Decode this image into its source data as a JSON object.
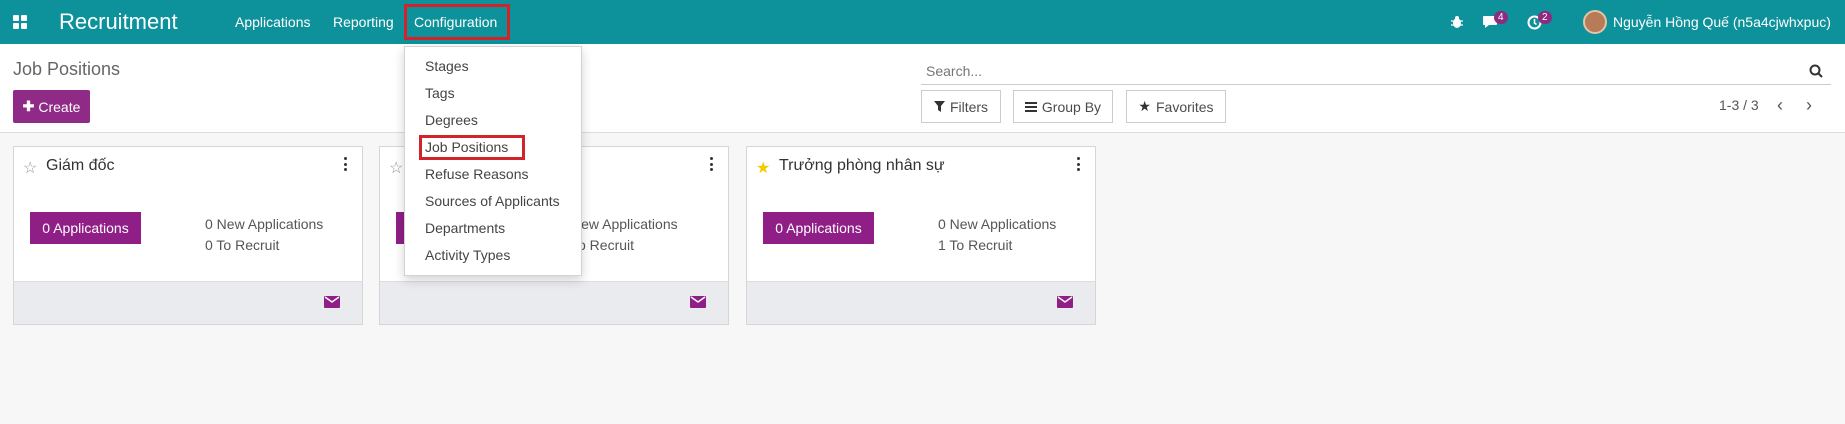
{
  "navbar": {
    "brand": "Recruitment",
    "menus": [
      "Applications",
      "Reporting",
      "Configuration"
    ],
    "messages_count": "4",
    "activities_count": "2",
    "user_name": "Nguyễn Hồng Quế (n5a4cjwhxpuc)"
  },
  "control_panel": {
    "title": "Job Positions",
    "create_label": "Create",
    "search_placeholder": "Search...",
    "filters_label": "Filters",
    "group_by_label": "Group By",
    "favorites_label": "Favorites",
    "pager": "1-3 / 3"
  },
  "dropdown": {
    "items": [
      "Stages",
      "Tags",
      "Degrees",
      "Job Positions",
      "Refuse Reasons",
      "Sources of Applicants",
      "Departments",
      "Activity Types"
    ],
    "highlighted": "Job Positions"
  },
  "cards": [
    {
      "title": "Giám đốc",
      "favorite": false,
      "applications_label": "0 Applications",
      "new_applications": "0 New Applications",
      "to_recruit": "0 To Recruit"
    },
    {
      "title": "",
      "favorite": false,
      "applications_label": "",
      "new_applications": "New Applications",
      "to_recruit": "To Recruit"
    },
    {
      "title": "Trưởng phòng nhân sự",
      "favorite": true,
      "applications_label": "0 Applications",
      "new_applications": "0 New Applications",
      "to_recruit": "1 To Recruit"
    }
  ],
  "colors": {
    "navbar": "#0d919a",
    "primary": "#8f2a87",
    "highlight_box": "#d2232a",
    "favorite_star": "#f3cc00"
  }
}
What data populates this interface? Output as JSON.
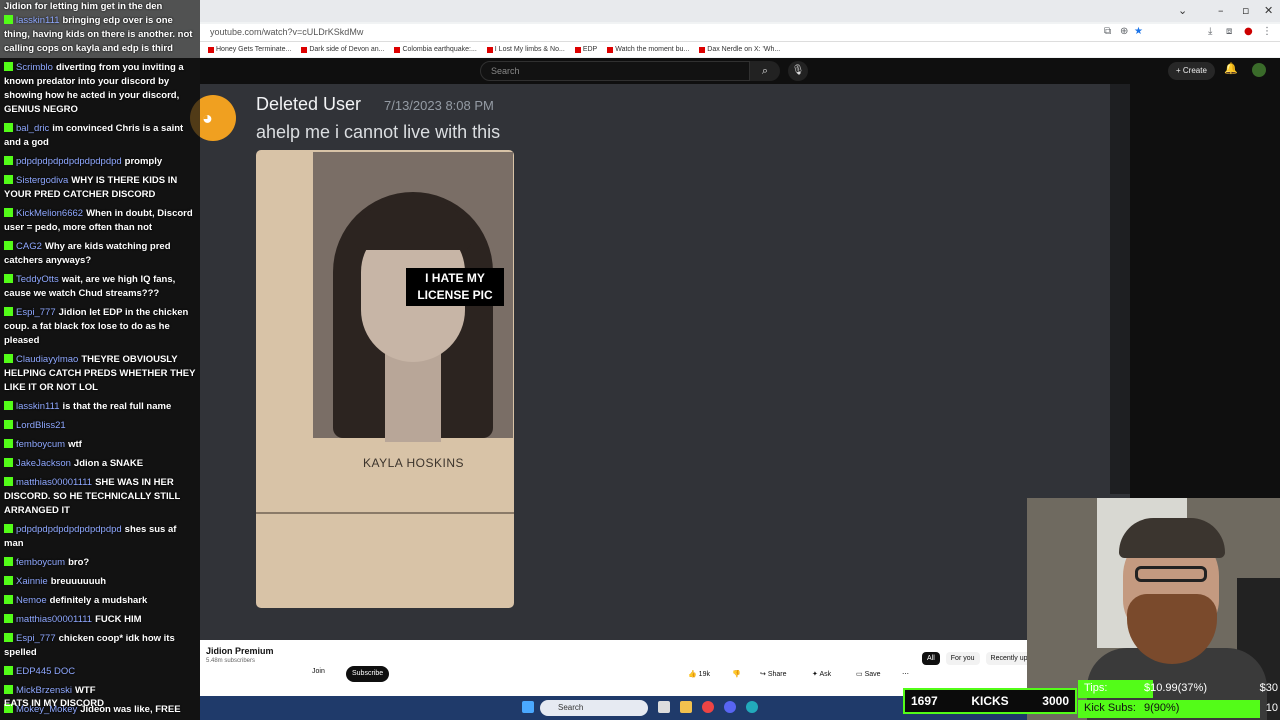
{
  "browser": {
    "url": "youtube.com/watch?v=cULDrKSkdMw",
    "bookmarks": [
      "Honey Gets Terminate...",
      "Dark side of Devon an...",
      "Colombia earthquake:...",
      "I Lost My limbs & No...",
      "EDP",
      "Watch the moment bu...",
      "Dax Nerdle on X: 'Wh..."
    ]
  },
  "youtube": {
    "search_placeholder": "Search",
    "create_label": "+ Create",
    "channel_title": "Jidion Premium",
    "subscribers": "5.48m subscribers",
    "join_label": "Join",
    "subscribe_label": "Subscribe",
    "actions": {
      "likes": "19k",
      "share": "Share",
      "ask": "Ask",
      "save": "Save"
    },
    "filter_chips": [
      "All",
      "For you",
      "Recently up"
    ]
  },
  "discord_message": {
    "user": "Deleted User",
    "timestamp": "7/13/2023 8:08 PM",
    "text": "ahelp me i cannot live with this",
    "caption": "I HATE MY LICENSE PIC",
    "card_name": "KAYLA HOSKINS"
  },
  "chat": {
    "top_line": "Jidion for letting him get in the den",
    "messages": [
      {
        "user": "lasskin111",
        "text": "bringing edp over is one thing, having kids on there is another. not calling cops on kayla and edp is third"
      },
      {
        "user": "Scrimblo",
        "text": "diverting from you inviting a known predator into your discord by showing how he acted in your discord, GENIUS NEGRO"
      },
      {
        "user": "bal_dric",
        "text": "im convinced Chris is a saint and a god"
      },
      {
        "user": "pdpdpdpdpdpdpdpdpdpd",
        "text": "promply"
      },
      {
        "user": "Sistergodiva",
        "text": "WHY IS THERE KIDS IN YOUR PRED CATCHER DISCORD"
      },
      {
        "user": "KickMelion6662",
        "text": "When in doubt, Discord user = pedo, more often than not"
      },
      {
        "user": "CAG2",
        "text": "Why are kids watching pred catchers anyways?"
      },
      {
        "user": "TeddyOtts",
        "text": "wait, are we high IQ fans, cause we watch Chud streams???"
      },
      {
        "user": "Espi_777",
        "text": "Jidion let EDP in the chicken coup. a fat black fox lose to do as he pleased"
      },
      {
        "user": "Claudiayylmao",
        "text": "THEYRE OBVIOUSLY HELPING CATCH PREDS WHETHER THEY LIKE IT OR NOT LOL"
      },
      {
        "user": "lasskin111",
        "text": "is that the real full name"
      },
      {
        "user": "LordBliss21",
        "text": ""
      },
      {
        "user": "femboycum",
        "text": "wtf"
      },
      {
        "user": "JakeJackson",
        "text": "Jdion a SNAKE"
      },
      {
        "user": "matthias00001111",
        "text": "SHE WAS IN HER DISCORD. SO HE TECHNICALLY STILL ARRANGED IT"
      },
      {
        "user": "pdpdpdpdpdpdpdpdpdpd",
        "text": "shes sus af man"
      },
      {
        "user": "femboycum",
        "text": "bro?"
      },
      {
        "user": "Xainnie",
        "text": "breuuuuuuh"
      },
      {
        "user": "Nemoe",
        "text": "definitely a mudshark"
      },
      {
        "user": "matthias00001111",
        "text": "FUCK HIM"
      },
      {
        "user": "Espi_777",
        "text": "chicken coop* idk how its spelled"
      },
      {
        "user": "EDP445 DOC",
        "text": ""
      },
      {
        "user": "MickBrzenski",
        "text": "WTF"
      },
      {
        "user": "Mokey_Mokey",
        "text": "Jideon was like, FREE"
      }
    ],
    "footer": "EATS IN MY DISCORD"
  },
  "overlay": {
    "kicks_current": "1697",
    "kicks_label": "KICKS",
    "kicks_goal": "3000",
    "tips_label": "Tips:",
    "tips_value": "$10.99(37%)",
    "tips_goal": "$30",
    "tips_progress": 0.37,
    "subs_label": "Kick Subs:",
    "subs_value": "9(90%)",
    "subs_goal": "10",
    "subs_progress": 0.9,
    "accent": "#53fc18"
  },
  "taskbar": {
    "search_label": "Search"
  }
}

Goal: Return, from the data, each line that has the word "JSON" in it.

Completed task:
Decode this image into its source data as a JSON object.
What data populates this interface? Output as JSON.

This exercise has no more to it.